Supplied records: Begin
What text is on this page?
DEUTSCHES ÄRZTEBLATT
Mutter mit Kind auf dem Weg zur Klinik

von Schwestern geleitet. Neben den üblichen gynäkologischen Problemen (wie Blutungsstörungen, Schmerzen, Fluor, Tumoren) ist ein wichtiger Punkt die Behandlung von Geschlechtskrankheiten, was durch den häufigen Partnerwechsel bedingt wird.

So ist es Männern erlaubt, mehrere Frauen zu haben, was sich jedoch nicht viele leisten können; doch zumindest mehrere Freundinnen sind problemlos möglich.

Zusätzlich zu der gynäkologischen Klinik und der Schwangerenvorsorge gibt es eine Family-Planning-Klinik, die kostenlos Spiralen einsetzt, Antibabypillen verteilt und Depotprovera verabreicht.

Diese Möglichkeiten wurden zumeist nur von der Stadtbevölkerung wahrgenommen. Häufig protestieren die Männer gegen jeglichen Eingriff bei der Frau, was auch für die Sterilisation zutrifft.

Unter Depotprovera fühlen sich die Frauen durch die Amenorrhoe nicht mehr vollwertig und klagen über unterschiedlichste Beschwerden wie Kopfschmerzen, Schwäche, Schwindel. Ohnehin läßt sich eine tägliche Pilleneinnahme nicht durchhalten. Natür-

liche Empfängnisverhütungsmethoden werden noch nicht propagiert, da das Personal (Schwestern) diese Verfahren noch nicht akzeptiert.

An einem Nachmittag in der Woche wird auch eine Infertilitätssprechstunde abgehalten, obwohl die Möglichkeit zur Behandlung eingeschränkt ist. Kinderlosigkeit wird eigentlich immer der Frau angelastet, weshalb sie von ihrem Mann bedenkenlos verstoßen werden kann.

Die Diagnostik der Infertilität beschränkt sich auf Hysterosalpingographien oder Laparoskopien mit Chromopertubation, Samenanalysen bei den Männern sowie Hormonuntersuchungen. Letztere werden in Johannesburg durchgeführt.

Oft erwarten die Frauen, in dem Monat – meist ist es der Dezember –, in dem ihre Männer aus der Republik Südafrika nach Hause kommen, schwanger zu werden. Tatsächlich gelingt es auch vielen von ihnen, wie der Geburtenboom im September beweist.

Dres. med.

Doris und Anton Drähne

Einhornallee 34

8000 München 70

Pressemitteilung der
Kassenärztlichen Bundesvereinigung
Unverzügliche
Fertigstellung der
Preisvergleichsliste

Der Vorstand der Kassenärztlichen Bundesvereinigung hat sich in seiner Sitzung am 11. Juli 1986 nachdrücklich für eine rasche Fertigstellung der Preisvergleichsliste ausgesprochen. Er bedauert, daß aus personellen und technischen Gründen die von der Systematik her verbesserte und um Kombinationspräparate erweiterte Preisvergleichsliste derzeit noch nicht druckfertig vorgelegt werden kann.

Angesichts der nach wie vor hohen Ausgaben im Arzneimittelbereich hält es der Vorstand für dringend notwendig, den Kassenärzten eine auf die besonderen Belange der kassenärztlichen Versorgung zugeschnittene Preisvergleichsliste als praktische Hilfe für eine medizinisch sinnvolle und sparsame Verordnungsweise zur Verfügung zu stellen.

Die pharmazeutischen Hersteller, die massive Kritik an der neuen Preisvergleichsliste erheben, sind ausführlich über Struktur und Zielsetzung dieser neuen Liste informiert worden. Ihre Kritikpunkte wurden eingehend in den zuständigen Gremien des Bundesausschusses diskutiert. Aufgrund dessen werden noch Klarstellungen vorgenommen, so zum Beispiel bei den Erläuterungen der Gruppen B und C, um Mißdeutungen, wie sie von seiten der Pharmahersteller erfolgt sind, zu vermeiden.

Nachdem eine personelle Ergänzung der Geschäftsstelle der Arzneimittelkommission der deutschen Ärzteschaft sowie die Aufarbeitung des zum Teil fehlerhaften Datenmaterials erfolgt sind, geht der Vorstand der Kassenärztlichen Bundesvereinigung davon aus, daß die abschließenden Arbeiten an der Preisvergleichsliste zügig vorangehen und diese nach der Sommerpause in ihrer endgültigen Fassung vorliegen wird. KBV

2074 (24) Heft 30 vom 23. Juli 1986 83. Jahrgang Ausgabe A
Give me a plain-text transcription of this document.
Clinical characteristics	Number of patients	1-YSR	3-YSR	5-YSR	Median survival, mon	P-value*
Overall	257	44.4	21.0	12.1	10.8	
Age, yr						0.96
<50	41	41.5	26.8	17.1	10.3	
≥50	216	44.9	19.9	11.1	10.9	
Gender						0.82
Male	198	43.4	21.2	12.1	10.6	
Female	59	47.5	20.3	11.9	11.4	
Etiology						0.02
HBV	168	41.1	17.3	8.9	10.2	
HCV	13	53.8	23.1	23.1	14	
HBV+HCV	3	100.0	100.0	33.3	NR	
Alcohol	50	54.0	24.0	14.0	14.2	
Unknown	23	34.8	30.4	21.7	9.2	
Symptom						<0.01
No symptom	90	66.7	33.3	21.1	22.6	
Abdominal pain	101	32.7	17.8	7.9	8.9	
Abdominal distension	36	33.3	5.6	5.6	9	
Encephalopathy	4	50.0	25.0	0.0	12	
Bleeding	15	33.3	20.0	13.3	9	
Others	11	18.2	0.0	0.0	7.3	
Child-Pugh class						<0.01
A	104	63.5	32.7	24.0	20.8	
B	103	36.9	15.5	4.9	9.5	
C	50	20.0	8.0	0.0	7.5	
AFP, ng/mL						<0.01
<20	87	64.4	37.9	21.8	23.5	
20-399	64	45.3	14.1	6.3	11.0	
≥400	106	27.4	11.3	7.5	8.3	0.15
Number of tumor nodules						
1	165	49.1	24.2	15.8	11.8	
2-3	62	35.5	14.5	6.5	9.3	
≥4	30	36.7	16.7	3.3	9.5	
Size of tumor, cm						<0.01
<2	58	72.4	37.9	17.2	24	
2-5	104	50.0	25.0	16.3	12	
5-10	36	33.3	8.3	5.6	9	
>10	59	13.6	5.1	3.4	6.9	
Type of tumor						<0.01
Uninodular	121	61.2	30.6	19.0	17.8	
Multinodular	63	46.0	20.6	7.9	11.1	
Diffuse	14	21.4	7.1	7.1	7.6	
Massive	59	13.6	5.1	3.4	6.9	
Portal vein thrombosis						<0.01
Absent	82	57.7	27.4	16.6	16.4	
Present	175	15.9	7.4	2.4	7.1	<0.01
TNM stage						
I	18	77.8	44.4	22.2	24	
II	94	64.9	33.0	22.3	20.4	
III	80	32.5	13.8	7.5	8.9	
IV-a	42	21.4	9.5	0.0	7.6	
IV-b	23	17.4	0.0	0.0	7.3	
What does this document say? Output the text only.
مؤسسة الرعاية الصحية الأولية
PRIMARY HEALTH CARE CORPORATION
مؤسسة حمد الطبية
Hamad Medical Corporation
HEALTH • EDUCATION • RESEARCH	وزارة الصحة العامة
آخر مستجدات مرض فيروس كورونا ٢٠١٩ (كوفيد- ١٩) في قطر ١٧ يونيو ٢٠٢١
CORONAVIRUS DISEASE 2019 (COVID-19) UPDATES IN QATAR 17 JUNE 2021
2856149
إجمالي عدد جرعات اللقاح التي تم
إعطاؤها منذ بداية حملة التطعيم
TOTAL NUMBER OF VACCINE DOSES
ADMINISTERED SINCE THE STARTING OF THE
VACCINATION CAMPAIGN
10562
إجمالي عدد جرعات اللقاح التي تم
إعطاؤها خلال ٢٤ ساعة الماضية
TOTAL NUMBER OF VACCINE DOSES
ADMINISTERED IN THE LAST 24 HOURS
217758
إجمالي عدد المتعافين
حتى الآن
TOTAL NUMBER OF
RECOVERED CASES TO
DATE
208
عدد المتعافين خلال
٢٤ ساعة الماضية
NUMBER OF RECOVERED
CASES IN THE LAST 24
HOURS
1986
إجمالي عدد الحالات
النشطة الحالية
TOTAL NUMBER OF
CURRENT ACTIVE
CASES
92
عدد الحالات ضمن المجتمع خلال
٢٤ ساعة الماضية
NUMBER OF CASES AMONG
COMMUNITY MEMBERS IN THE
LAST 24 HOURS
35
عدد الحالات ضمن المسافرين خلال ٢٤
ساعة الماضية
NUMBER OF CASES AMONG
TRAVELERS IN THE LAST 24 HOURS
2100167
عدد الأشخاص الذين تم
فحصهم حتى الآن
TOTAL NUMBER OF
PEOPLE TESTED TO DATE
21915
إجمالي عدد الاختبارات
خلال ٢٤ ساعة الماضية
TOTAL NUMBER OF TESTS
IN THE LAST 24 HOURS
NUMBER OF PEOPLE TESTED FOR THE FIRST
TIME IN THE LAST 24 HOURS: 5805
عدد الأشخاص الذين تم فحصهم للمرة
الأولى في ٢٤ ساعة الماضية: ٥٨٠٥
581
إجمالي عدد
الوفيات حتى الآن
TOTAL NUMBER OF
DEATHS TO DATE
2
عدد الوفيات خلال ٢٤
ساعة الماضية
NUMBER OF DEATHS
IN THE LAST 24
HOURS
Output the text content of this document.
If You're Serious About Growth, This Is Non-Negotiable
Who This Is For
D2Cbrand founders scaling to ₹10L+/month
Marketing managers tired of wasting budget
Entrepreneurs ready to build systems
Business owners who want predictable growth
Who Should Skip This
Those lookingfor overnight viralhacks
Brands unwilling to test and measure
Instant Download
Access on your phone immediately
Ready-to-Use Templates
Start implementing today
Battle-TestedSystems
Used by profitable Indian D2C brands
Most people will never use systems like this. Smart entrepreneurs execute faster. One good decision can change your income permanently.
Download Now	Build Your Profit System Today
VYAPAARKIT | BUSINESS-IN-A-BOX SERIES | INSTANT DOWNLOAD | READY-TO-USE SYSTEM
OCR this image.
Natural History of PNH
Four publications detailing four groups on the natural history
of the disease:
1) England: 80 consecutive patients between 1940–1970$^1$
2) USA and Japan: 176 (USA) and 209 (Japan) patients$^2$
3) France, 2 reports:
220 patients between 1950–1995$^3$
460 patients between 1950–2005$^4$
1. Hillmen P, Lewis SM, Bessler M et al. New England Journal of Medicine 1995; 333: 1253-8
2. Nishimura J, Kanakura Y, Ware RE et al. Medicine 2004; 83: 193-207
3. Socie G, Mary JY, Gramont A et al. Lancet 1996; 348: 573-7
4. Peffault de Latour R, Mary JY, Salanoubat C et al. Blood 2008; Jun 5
Supplied records: End
* Activity *
Using the records above, list each line that includes "Medicine".

* Task output *
1. Hillmen P, Lewis SM, Bessler M et al. New England Journal of Medicine 1995; 333: 1253-8
2. Nishimura J, Kanakura Y, Ware RE et al. Medicine 2004; 83: 193-207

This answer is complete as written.